▶ **Problem requirements**
Starting with the line that contains "Extract all readable text from this page.", copy every line through the end of the data below, exactly and with nothing added.
>> start Entries provided
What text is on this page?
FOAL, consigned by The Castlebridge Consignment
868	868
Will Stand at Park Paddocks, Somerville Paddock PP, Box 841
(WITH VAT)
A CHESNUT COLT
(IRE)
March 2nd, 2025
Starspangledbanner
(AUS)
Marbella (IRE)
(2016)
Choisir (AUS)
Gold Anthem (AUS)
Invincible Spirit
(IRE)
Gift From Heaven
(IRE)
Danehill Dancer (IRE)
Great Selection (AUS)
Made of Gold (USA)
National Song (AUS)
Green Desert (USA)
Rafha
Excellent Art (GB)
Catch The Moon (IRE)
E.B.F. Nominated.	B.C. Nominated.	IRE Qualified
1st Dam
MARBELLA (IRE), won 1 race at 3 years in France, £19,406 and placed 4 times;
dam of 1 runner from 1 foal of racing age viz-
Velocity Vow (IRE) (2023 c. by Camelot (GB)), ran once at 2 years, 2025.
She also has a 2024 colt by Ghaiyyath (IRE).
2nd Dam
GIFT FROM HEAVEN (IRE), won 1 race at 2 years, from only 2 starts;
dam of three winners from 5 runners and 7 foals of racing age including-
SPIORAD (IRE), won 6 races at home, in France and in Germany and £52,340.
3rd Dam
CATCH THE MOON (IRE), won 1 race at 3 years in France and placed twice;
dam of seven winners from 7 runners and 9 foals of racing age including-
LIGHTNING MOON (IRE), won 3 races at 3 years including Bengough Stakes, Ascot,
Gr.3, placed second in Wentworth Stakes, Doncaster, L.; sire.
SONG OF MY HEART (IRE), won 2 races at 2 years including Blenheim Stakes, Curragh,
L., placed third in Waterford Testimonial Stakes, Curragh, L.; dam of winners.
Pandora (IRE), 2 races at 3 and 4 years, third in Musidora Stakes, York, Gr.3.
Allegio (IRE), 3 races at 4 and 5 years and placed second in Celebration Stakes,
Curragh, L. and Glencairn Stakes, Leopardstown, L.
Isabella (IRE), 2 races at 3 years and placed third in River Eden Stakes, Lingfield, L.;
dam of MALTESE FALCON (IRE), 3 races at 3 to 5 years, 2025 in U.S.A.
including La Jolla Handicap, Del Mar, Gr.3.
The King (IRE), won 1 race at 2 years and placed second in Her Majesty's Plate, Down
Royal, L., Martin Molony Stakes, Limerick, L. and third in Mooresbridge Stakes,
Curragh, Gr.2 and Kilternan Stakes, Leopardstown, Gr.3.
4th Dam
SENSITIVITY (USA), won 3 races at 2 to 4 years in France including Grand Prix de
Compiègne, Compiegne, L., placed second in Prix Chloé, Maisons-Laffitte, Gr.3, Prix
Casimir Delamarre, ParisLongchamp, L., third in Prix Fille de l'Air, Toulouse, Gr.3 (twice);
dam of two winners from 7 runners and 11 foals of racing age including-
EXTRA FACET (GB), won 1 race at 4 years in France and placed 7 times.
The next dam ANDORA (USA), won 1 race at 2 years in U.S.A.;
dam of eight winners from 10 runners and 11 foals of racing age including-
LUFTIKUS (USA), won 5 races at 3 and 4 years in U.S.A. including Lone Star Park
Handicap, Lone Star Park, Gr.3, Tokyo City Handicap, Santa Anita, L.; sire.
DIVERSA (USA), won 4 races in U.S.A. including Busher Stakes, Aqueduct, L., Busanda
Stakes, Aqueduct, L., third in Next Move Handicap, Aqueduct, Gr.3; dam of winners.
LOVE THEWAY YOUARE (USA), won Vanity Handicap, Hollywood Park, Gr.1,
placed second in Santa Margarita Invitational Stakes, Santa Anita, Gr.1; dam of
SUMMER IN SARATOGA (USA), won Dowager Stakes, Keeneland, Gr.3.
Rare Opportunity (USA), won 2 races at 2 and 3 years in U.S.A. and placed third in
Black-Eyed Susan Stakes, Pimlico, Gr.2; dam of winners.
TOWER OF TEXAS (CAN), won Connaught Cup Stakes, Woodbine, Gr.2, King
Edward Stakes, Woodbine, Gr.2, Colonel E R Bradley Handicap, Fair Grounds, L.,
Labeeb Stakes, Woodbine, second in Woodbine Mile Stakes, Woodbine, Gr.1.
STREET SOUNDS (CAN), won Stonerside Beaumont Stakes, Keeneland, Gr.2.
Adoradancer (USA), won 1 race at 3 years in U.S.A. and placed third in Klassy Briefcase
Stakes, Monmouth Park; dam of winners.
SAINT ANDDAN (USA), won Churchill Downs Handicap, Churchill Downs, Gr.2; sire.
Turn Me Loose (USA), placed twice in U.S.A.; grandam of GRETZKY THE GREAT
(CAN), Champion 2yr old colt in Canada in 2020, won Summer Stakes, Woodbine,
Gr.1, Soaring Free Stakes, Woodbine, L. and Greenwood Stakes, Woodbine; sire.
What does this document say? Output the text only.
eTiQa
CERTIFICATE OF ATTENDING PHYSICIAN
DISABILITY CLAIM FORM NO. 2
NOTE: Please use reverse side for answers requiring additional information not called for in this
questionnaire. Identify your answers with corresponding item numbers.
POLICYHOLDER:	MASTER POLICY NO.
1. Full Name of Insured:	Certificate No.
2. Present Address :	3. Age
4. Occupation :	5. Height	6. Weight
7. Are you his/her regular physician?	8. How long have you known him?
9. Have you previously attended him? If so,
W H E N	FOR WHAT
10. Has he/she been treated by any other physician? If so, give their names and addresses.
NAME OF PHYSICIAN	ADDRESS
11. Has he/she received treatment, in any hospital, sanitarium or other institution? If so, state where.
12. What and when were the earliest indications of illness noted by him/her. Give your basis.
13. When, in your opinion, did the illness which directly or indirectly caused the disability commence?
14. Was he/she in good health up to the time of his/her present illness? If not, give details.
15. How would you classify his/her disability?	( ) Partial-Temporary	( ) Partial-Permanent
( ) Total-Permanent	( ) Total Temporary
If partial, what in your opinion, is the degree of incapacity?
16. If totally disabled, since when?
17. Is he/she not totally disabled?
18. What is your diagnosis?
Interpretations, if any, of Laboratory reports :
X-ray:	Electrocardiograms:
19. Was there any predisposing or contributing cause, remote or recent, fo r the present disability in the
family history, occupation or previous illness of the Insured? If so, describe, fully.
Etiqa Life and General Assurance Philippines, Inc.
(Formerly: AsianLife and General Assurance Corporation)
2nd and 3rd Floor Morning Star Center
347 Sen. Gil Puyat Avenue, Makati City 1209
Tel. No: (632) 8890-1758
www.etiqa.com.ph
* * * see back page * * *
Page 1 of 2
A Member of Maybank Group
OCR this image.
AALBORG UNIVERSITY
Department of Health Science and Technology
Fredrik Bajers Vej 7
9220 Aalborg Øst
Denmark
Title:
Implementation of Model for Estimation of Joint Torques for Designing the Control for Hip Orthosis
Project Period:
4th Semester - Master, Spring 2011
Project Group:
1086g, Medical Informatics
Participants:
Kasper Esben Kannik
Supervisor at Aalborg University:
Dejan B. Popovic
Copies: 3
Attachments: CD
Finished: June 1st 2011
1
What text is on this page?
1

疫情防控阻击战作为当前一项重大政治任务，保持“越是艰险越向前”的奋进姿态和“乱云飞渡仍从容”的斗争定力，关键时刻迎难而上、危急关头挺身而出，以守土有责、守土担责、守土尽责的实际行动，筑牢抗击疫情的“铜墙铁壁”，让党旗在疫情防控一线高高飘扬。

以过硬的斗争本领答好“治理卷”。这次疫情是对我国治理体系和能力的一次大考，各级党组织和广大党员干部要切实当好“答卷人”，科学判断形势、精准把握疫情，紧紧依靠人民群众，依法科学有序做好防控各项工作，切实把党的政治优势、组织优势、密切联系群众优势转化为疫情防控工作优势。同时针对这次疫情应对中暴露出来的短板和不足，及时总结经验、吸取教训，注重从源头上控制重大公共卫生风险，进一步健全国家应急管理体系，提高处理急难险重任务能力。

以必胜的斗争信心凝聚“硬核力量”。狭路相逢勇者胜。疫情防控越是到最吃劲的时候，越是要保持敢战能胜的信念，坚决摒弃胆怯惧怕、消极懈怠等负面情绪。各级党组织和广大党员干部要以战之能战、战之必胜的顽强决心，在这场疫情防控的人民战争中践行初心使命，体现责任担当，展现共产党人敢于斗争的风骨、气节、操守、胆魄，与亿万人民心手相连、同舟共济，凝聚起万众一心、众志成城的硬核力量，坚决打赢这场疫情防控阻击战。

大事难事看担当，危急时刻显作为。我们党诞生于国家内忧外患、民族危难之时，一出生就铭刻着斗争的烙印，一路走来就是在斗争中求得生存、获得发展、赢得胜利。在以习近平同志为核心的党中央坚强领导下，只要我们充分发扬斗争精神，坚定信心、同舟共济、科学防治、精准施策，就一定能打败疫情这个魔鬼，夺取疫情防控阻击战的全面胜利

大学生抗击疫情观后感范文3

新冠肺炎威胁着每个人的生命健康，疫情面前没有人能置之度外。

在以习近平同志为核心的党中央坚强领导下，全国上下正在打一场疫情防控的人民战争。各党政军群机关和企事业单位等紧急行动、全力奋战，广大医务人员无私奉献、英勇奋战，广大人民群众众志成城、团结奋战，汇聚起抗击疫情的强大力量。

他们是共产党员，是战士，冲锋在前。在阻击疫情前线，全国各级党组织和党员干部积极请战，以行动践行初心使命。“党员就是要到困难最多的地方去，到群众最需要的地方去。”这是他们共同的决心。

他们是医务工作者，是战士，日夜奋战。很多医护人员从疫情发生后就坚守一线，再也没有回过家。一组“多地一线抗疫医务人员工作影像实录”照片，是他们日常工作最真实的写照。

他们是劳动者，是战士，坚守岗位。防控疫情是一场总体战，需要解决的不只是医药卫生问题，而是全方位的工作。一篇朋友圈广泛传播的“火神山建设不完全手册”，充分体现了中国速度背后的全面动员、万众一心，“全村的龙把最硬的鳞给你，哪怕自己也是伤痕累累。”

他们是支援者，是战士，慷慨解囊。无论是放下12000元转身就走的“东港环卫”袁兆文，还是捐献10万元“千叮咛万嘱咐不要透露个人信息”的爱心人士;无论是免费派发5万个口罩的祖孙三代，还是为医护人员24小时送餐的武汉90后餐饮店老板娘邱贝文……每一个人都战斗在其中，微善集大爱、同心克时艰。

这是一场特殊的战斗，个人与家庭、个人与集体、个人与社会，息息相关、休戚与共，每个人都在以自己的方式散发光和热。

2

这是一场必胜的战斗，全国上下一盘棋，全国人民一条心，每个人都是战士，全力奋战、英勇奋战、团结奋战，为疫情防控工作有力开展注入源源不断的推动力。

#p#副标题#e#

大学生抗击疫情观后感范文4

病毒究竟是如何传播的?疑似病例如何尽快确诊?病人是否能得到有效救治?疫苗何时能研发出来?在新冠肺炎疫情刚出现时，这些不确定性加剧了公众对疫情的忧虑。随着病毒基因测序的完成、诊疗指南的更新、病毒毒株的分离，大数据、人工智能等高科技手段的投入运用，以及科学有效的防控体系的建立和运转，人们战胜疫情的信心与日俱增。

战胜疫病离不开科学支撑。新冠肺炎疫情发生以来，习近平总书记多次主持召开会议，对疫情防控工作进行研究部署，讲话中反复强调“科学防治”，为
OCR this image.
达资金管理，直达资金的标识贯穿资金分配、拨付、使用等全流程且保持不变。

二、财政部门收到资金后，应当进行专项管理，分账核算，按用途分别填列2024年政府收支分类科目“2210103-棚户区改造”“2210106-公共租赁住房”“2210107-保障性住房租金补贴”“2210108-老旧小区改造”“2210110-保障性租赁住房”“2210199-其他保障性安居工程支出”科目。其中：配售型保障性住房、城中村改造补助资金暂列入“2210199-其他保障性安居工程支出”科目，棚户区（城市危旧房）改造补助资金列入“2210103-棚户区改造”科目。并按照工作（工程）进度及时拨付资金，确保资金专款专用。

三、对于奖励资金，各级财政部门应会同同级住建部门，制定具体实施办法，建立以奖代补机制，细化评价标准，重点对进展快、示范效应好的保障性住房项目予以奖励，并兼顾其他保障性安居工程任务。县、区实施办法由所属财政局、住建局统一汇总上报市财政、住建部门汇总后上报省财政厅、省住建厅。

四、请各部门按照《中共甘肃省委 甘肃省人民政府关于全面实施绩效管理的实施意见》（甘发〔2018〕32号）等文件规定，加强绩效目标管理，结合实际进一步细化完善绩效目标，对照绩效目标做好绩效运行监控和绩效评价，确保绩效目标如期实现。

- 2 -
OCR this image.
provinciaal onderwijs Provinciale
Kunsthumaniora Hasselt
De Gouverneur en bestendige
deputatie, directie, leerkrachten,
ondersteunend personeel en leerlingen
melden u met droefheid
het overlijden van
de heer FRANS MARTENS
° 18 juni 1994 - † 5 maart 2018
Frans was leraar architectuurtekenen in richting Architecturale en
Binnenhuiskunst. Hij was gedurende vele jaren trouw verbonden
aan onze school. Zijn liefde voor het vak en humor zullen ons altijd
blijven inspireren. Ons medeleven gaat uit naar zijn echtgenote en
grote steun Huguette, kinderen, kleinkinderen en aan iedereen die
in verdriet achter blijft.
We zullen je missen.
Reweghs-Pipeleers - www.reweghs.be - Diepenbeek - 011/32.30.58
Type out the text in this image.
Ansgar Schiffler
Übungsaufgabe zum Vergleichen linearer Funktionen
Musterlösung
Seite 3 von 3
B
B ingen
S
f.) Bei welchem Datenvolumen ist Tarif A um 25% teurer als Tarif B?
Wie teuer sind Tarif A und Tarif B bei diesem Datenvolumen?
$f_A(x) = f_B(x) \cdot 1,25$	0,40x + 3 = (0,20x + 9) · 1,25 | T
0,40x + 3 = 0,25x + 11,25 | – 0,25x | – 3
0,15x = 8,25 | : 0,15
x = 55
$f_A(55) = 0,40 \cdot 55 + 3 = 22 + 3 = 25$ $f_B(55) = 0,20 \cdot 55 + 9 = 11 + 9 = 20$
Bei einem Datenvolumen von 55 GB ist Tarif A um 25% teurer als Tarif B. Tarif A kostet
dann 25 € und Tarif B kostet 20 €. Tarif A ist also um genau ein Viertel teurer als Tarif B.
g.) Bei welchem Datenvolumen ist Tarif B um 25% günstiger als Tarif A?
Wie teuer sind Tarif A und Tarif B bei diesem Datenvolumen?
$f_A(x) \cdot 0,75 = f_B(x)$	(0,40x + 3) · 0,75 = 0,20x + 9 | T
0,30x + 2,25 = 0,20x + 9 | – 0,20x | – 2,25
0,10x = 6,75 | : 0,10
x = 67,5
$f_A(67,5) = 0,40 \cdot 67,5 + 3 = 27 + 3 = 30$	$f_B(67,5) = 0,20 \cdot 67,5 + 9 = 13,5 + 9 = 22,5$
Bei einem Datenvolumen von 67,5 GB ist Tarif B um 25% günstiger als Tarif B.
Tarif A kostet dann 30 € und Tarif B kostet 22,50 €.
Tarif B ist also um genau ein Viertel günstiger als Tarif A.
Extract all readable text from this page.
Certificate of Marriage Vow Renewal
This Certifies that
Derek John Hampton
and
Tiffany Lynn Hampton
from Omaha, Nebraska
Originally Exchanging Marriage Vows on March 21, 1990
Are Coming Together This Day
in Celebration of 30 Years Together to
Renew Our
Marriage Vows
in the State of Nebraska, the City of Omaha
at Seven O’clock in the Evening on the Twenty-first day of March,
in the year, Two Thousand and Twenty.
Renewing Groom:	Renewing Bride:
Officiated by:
>> end Entries provided
▶ **Reply to the task**
Extract all readable text from this page.
Certificate of Marriage Vow Renewal
This Certifies that
Derek John Hampton
and
Tiffany Lynn Hampton
from Omaha, Nebraska
Originally Exchanging Marriage Vows on March 21, 1990
Are Coming Together This Day
in Celebration of 30 Years Together to
Renew Our
Marriage Vows
in the State of Nebraska, the City of Omaha
at Seven O’clock in the Evening on the Twenty-first day of March,
in the year, Two Thousand and Twenty.
Renewing Groom:	Renewing Bride:
Officiated by:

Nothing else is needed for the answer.